[Required work] Pull out every line below holding the word "Peso".

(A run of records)
- - - -
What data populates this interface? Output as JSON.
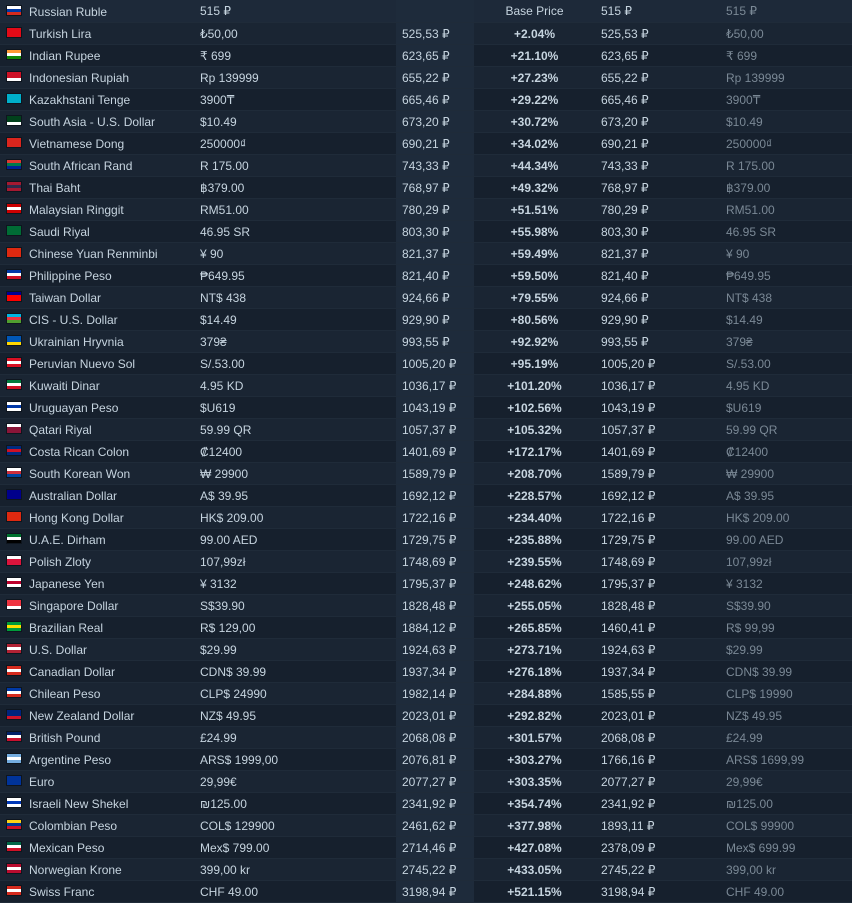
{
  "header": {
    "currency": "Russian Ruble",
    "local_price": "515 ₽",
    "base_price_label": "Base Price",
    "recommended": "515 ₽",
    "suggested": "515 ₽",
    "flag": [
      "#ffffff",
      "#0039a6",
      "#d52b1e"
    ]
  },
  "colors": {
    "increase": "#c94a4a",
    "decrease": "#9a8cf0",
    "text": "#c6d4df",
    "muted": "#7a8895"
  },
  "rows": [
    {
      "currency": "Turkish Lira",
      "local_price": "₺50,00",
      "base_price": "525,53 ₽",
      "diff": "+2.04%",
      "recommended": "525,53 ₽",
      "suggested": "₺50,00",
      "flag": [
        "#e30a17",
        "#e30a17",
        "#e30a17"
      ]
    },
    {
      "currency": "Indian Rupee",
      "local_price": "₹ 699",
      "base_price": "623,65 ₽",
      "diff": "+21.10%",
      "recommended": "623,65 ₽",
      "suggested": "₹ 699",
      "flag": [
        "#ff9933",
        "#ffffff",
        "#138808"
      ]
    },
    {
      "currency": "Indonesian Rupiah",
      "local_price": "Rp 139999",
      "base_price": "655,22 ₽",
      "diff": "+27.23%",
      "recommended": "655,22 ₽",
      "suggested": "Rp 139999",
      "flag": [
        "#ce1126",
        "#ce1126",
        "#ffffff"
      ]
    },
    {
      "currency": "Kazakhstani Tenge",
      "local_price": "3900₸",
      "base_price": "665,46 ₽",
      "diff": "+29.22%",
      "recommended": "665,46 ₽",
      "suggested": "3900₸",
      "flag": [
        "#00afca",
        "#00afca",
        "#00afca"
      ]
    },
    {
      "currency": "South Asia - U.S. Dollar",
      "local_price": "$10.49",
      "base_price": "673,20 ₽",
      "diff": "+30.72%",
      "recommended": "673,20 ₽",
      "suggested": "$10.49",
      "flag": [
        "#01411c",
        "#01411c",
        "#ffffff"
      ]
    },
    {
      "currency": "Vietnamese Dong",
      "local_price": "250000₫",
      "base_price": "690,21 ₽",
      "diff": "+34.02%",
      "recommended": "690,21 ₽",
      "suggested": "250000₫",
      "flag": [
        "#da251d",
        "#da251d",
        "#da251d"
      ]
    },
    {
      "currency": "South African Rand",
      "local_price": "R 175.00",
      "base_price": "743,33 ₽",
      "diff": "+44.34%",
      "recommended": "743,33 ₽",
      "suggested": "R 175.00",
      "flag": [
        "#de3831",
        "#007a4d",
        "#002395"
      ]
    },
    {
      "currency": "Thai Baht",
      "local_price": "฿379.00",
      "base_price": "768,97 ₽",
      "diff": "+49.32%",
      "recommended": "768,97 ₽",
      "suggested": "฿379.00",
      "flag": [
        "#a51931",
        "#2d2a4a",
        "#a51931"
      ]
    },
    {
      "currency": "Malaysian Ringgit",
      "local_price": "RM51.00",
      "base_price": "780,29 ₽",
      "diff": "+51.51%",
      "recommended": "780,29 ₽",
      "suggested": "RM51.00",
      "flag": [
        "#cc0001",
        "#ffffff",
        "#cc0001"
      ]
    },
    {
      "currency": "Saudi Riyal",
      "local_price": "46.95 SR",
      "base_price": "803,30 ₽",
      "diff": "+55.98%",
      "recommended": "803,30 ₽",
      "suggested": "46.95 SR",
      "flag": [
        "#006c35",
        "#006c35",
        "#006c35"
      ]
    },
    {
      "currency": "Chinese Yuan Renminbi",
      "local_price": "¥ 90",
      "base_price": "821,37 ₽",
      "diff": "+59.49%",
      "recommended": "821,37 ₽",
      "suggested": "¥ 90",
      "flag": [
        "#de2910",
        "#de2910",
        "#de2910"
      ]
    },
    {
      "currency": "Philippine Peso",
      "local_price": "₱649.95",
      "base_price": "821,40 ₽",
      "diff": "+59.50%",
      "recommended": "821,40 ₽",
      "suggested": "₱649.95",
      "flag": [
        "#0038a8",
        "#ffffff",
        "#ce1126"
      ]
    },
    {
      "currency": "Taiwan Dollar",
      "local_price": "NT$ 438",
      "base_price": "924,66 ₽",
      "diff": "+79.55%",
      "recommended": "924,66 ₽",
      "suggested": "NT$ 438",
      "flag": [
        "#000095",
        "#fe0000",
        "#fe0000"
      ]
    },
    {
      "currency": "CIS - U.S. Dollar",
      "local_price": "$14.49",
      "base_price": "929,90 ₽",
      "diff": "+80.56%",
      "recommended": "929,90 ₽",
      "suggested": "$14.49",
      "flag": [
        "#00b5e2",
        "#ef3340",
        "#509e2f"
      ]
    },
    {
      "currency": "Ukrainian Hryvnia",
      "local_price": "379₴",
      "base_price": "993,55 ₽",
      "diff": "+92.92%",
      "recommended": "993,55 ₽",
      "suggested": "379₴",
      "flag": [
        "#0057b7",
        "#0057b7",
        "#ffd700"
      ]
    },
    {
      "currency": "Peruvian Nuevo Sol",
      "local_price": "S/.53.00",
      "base_price": "1005,20 ₽",
      "diff": "+95.19%",
      "recommended": "1005,20 ₽",
      "suggested": "S/.53.00",
      "flag": [
        "#d91023",
        "#ffffff",
        "#d91023"
      ]
    },
    {
      "currency": "Kuwaiti Dinar",
      "local_price": "4.95 KD",
      "base_price": "1036,17 ₽",
      "diff": "+101.20%",
      "recommended": "1036,17 ₽",
      "suggested": "4.95 KD",
      "flag": [
        "#007a3d",
        "#ffffff",
        "#ce1126"
      ]
    },
    {
      "currency": "Uruguayan Peso",
      "local_price": "$U619",
      "base_price": "1043,19 ₽",
      "diff": "+102.56%",
      "recommended": "1043,19 ₽",
      "suggested": "$U619",
      "flag": [
        "#ffffff",
        "#0038a8",
        "#ffffff"
      ]
    },
    {
      "currency": "Qatari Riyal",
      "local_price": "59.99 QR",
      "base_price": "1057,37 ₽",
      "diff": "+105.32%",
      "recommended": "1057,37 ₽",
      "suggested": "59.99 QR",
      "flag": [
        "#ffffff",
        "#8a1538",
        "#8a1538"
      ]
    },
    {
      "currency": "Costa Rican Colon",
      "local_price": "₡12400",
      "base_price": "1401,69 ₽",
      "diff": "+172.17%",
      "recommended": "1401,69 ₽",
      "suggested": "₡12400",
      "flag": [
        "#002b7f",
        "#ce1126",
        "#002b7f"
      ]
    },
    {
      "currency": "South Korean Won",
      "local_price": "₩ 29900",
      "base_price": "1589,79 ₽",
      "diff": "+208.70%",
      "recommended": "1589,79 ₽",
      "suggested": "₩ 29900",
      "flag": [
        "#ffffff",
        "#cd2e3a",
        "#0047a0"
      ]
    },
    {
      "currency": "Australian Dollar",
      "local_price": "A$ 39.95",
      "base_price": "1692,12 ₽",
      "diff": "+228.57%",
      "recommended": "1692,12 ₽",
      "suggested": "A$ 39.95",
      "flag": [
        "#00008b",
        "#00008b",
        "#00008b"
      ]
    },
    {
      "currency": "Hong Kong Dollar",
      "local_price": "HK$ 209.00",
      "base_price": "1722,16 ₽",
      "diff": "+234.40%",
      "recommended": "1722,16 ₽",
      "suggested": "HK$ 209.00",
      "flag": [
        "#de2910",
        "#de2910",
        "#de2910"
      ]
    },
    {
      "currency": "U.A.E. Dirham",
      "local_price": "99.00 AED",
      "base_price": "1729,75 ₽",
      "diff": "+235.88%",
      "recommended": "1729,75 ₽",
      "suggested": "99.00 AED",
      "flag": [
        "#00732f",
        "#ffffff",
        "#000000"
      ]
    },
    {
      "currency": "Polish Zloty",
      "local_price": "107,99zł",
      "base_price": "1748,69 ₽",
      "diff": "+239.55%",
      "recommended": "1748,69 ₽",
      "suggested": "107,99zł",
      "flag": [
        "#ffffff",
        "#dc143c",
        "#dc143c"
      ]
    },
    {
      "currency": "Japanese Yen",
      "local_price": "¥ 3132",
      "base_price": "1795,37 ₽",
      "diff": "+248.62%",
      "recommended": "1795,37 ₽",
      "suggested": "¥ 3132",
      "flag": [
        "#ffffff",
        "#bc002d",
        "#ffffff"
      ]
    },
    {
      "currency": "Singapore Dollar",
      "local_price": "S$39.90",
      "base_price": "1828,48 ₽",
      "diff": "+255.05%",
      "recommended": "1828,48 ₽",
      "suggested": "S$39.90",
      "flag": [
        "#ef3340",
        "#ef3340",
        "#ffffff"
      ]
    },
    {
      "currency": "Brazilian Real",
      "local_price": "R$ 129,00",
      "base_price": "1884,12 ₽",
      "diff": "+265.85%",
      "recommended": "1460,41 ₽",
      "suggested": "R$ 99,99",
      "flag": [
        "#009c3b",
        "#ffdf00",
        "#009c3b"
      ]
    },
    {
      "currency": "U.S. Dollar",
      "local_price": "$29.99",
      "base_price": "1924,63 ₽",
      "diff": "+273.71%",
      "recommended": "1924,63 ₽",
      "suggested": "$29.99",
      "flag": [
        "#b22234",
        "#ffffff",
        "#b22234"
      ]
    },
    {
      "currency": "Canadian Dollar",
      "local_price": "CDN$ 39.99",
      "base_price": "1937,34 ₽",
      "diff": "+276.18%",
      "recommended": "1937,34 ₽",
      "suggested": "CDN$ 39.99",
      "flag": [
        "#d52b1e",
        "#ffffff",
        "#d52b1e"
      ]
    },
    {
      "currency": "Chilean Peso",
      "local_price": "CLP$ 24990",
      "base_price": "1982,14 ₽",
      "diff": "+284.88%",
      "recommended": "1585,55 ₽",
      "suggested": "CLP$ 19990",
      "flag": [
        "#0039a6",
        "#ffffff",
        "#d52b1e"
      ]
    },
    {
      "currency": "New Zealand Dollar",
      "local_price": "NZ$ 49.95",
      "base_price": "2023,01 ₽",
      "diff": "+292.82%",
      "recommended": "2023,01 ₽",
      "suggested": "NZ$ 49.95",
      "flag": [
        "#00247d",
        "#00247d",
        "#cc142b"
      ]
    },
    {
      "currency": "British Pound",
      "local_price": "£24.99",
      "base_price": "2068,08 ₽",
      "diff": "+301.57%",
      "recommended": "2068,08 ₽",
      "suggested": "£24.99",
      "flag": [
        "#012169",
        "#ffffff",
        "#c8102e"
      ]
    },
    {
      "currency": "Argentine Peso",
      "local_price": "ARS$ 1999,00",
      "base_price": "2076,81 ₽",
      "diff": "+303.27%",
      "recommended": "1766,16 ₽",
      "suggested": "ARS$ 1699,99",
      "flag": [
        "#74acdf",
        "#ffffff",
        "#74acdf"
      ]
    },
    {
      "currency": "Euro",
      "local_price": "29,99€",
      "base_price": "2077,27 ₽",
      "diff": "+303.35%",
      "recommended": "2077,27 ₽",
      "suggested": "29,99€",
      "flag": [
        "#003399",
        "#003399",
        "#003399"
      ]
    },
    {
      "currency": "Israeli New Shekel",
      "local_price": "₪125.00",
      "base_price": "2341,92 ₽",
      "diff": "+354.74%",
      "recommended": "2341,92 ₽",
      "suggested": "₪125.00",
      "flag": [
        "#ffffff",
        "#0038b8",
        "#ffffff"
      ]
    },
    {
      "currency": "Colombian Peso",
      "local_price": "COL$ 129900",
      "base_price": "2461,62 ₽",
      "diff": "+377.98%",
      "recommended": "1893,11 ₽",
      "suggested": "COL$ 99900",
      "flag": [
        "#fcd116",
        "#003893",
        "#ce1126"
      ]
    },
    {
      "currency": "Mexican Peso",
      "local_price": "Mex$ 799.00",
      "base_price": "2714,46 ₽",
      "diff": "+427.08%",
      "recommended": "2378,09 ₽",
      "suggested": "Mex$ 699.99",
      "flag": [
        "#006847",
        "#ffffff",
        "#ce1126"
      ]
    },
    {
      "currency": "Norwegian Krone",
      "local_price": "399,00 kr",
      "base_price": "2745,22 ₽",
      "diff": "+433.05%",
      "recommended": "2745,22 ₽",
      "suggested": "399,00 kr",
      "flag": [
        "#ba0c2f",
        "#ffffff",
        "#ba0c2f"
      ]
    },
    {
      "currency": "Swiss Franc",
      "local_price": "CHF 49.00",
      "base_price": "3198,94 ₽",
      "diff": "+521.15%",
      "recommended": "3198,94 ₽",
      "suggested": "CHF 49.00",
      "flag": [
        "#d52b1e",
        "#ffffff",
        "#d52b1e"
      ]
    }
  ]
}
- - - -
[Response to this task]
      "currency": "Philippine Peso",
      "currency": "Uruguayan Peso",
      "currency": "Chilean Peso",
      "currency": "Argentine Peso",
      "currency": "Colombian Peso",
      "currency": "Mexican Peso",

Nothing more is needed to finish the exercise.